Records to process:
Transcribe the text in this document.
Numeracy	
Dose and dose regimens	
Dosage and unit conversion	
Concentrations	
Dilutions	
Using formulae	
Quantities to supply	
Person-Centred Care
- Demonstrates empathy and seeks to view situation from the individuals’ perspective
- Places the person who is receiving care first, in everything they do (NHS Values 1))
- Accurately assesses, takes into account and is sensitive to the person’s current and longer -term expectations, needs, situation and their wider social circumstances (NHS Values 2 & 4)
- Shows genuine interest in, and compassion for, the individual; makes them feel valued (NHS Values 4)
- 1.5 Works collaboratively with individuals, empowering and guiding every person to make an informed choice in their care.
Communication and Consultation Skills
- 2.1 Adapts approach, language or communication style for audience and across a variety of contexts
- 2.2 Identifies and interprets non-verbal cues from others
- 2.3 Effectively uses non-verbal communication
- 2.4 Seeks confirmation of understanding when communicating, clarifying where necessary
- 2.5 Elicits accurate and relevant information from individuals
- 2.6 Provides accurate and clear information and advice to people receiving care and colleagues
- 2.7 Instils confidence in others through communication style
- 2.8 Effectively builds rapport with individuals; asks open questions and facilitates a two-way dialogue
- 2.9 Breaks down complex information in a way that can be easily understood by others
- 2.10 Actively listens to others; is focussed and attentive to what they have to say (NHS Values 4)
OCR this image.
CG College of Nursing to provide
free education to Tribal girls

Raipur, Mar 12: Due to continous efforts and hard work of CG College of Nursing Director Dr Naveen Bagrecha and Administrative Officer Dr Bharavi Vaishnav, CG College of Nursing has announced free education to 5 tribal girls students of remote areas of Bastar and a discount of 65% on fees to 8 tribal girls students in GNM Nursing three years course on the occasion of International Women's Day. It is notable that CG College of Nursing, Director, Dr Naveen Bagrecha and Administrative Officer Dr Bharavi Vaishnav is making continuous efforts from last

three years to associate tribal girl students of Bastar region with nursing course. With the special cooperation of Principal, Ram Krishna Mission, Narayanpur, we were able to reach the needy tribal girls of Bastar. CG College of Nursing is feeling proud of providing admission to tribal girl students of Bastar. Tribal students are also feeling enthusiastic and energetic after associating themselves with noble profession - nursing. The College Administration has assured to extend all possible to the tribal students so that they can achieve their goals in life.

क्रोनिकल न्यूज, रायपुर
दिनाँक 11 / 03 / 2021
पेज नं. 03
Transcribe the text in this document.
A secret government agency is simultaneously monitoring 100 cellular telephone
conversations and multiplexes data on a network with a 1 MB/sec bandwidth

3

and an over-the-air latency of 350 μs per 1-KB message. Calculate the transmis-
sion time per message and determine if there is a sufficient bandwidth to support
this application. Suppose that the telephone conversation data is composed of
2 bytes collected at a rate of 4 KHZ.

What to do: Word for word, write out the data.

Correct output:
Transcribe the text in this document.
Numeracy	
Dose and dose regimens	
Dosage and unit conversion	
Concentrations	
Dilutions	
Using formulae	
Quantities to supply	
Person-Centred Care
- Demonstrates empathy and seeks to view situation from the individuals’ perspective
- Places the person who is receiving care first, in everything they do (NHS Values 1))
- Accurately assesses, takes into account and is sensitive to the person’s current and longer -term expectations, needs, situation and their wider social circumstances (NHS Values 2 & 4)
- Shows genuine interest in, and compassion for, the individual; makes them feel valued (NHS Values 4)
- 1.5 Works collaboratively with individuals, empowering and guiding every person to make an informed choice in their care.
Communication and Consultation Skills
- 2.1 Adapts approach, language or communication style for audience and across a variety of contexts
- 2.2 Identifies and interprets non-verbal cues from others
- 2.3 Effectively uses non-verbal communication
- 2.4 Seeks confirmation of understanding when communicating, clarifying where necessary
- 2.5 Elicits accurate and relevant information from individuals
- 2.6 Provides accurate and clear information and advice to people receiving care and colleagues
- 2.7 Instils confidence in others through communication style
- 2.8 Effectively builds rapport with individuals; asks open questions and facilitates a two-way dialogue
- 2.9 Breaks down complex information in a way that can be easily understood by others
- 2.10 Actively listens to others; is focussed and attentive to what they have to say (NHS Values 4)
OCR this image.
CG College of Nursing to provide
free education to Tribal girls

Raipur, Mar 12: Due to continous efforts and hard work of CG College of Nursing Director Dr Naveen Bagrecha and Administrative Officer Dr Bharavi Vaishnav, CG College of Nursing has announced free education to 5 tribal girls students of remote areas of Bastar and a discount of 65% on fees to 8 tribal girls students in GNM Nursing three years course on the occasion of International Women's Day. It is notable that CG College of Nursing, Director, Dr Naveen Bagrecha and Administrative Officer Dr Bharavi Vaishnav is making continuous efforts from last

three years to associate tribal girl students of Bastar region with nursing course. With the special cooperation of Principal, Ram Krishna Mission, Narayanpur, we were able to reach the needy tribal girls of Bastar. CG College of Nursing is feeling proud of providing admission to tribal girl students of Bastar. Tribal students are also feeling enthusiastic and energetic after associating themselves with noble profession - nursing. The College Administration has assured to extend all possible to the tribal students so that they can achieve their goals in life.

क्रोनिकल न्यूज, रायपुर
दिनाँक 11 / 03 / 2021
पेज नं. 03
Transcribe the text in this document.
A secret government agency is simultaneously monitoring 100 cellular telephone
conversations and multiplexes data on a network with a 1 MB/sec bandwidth

3

and an over-the-air latency of 350 μs per 1-KB message. Calculate the transmis-
sion time per message and determine if there is a sufficient bandwidth to support
this application. Suppose that the telephone conversation data is composed of
2 bytes collected at a rate of 4 KHZ.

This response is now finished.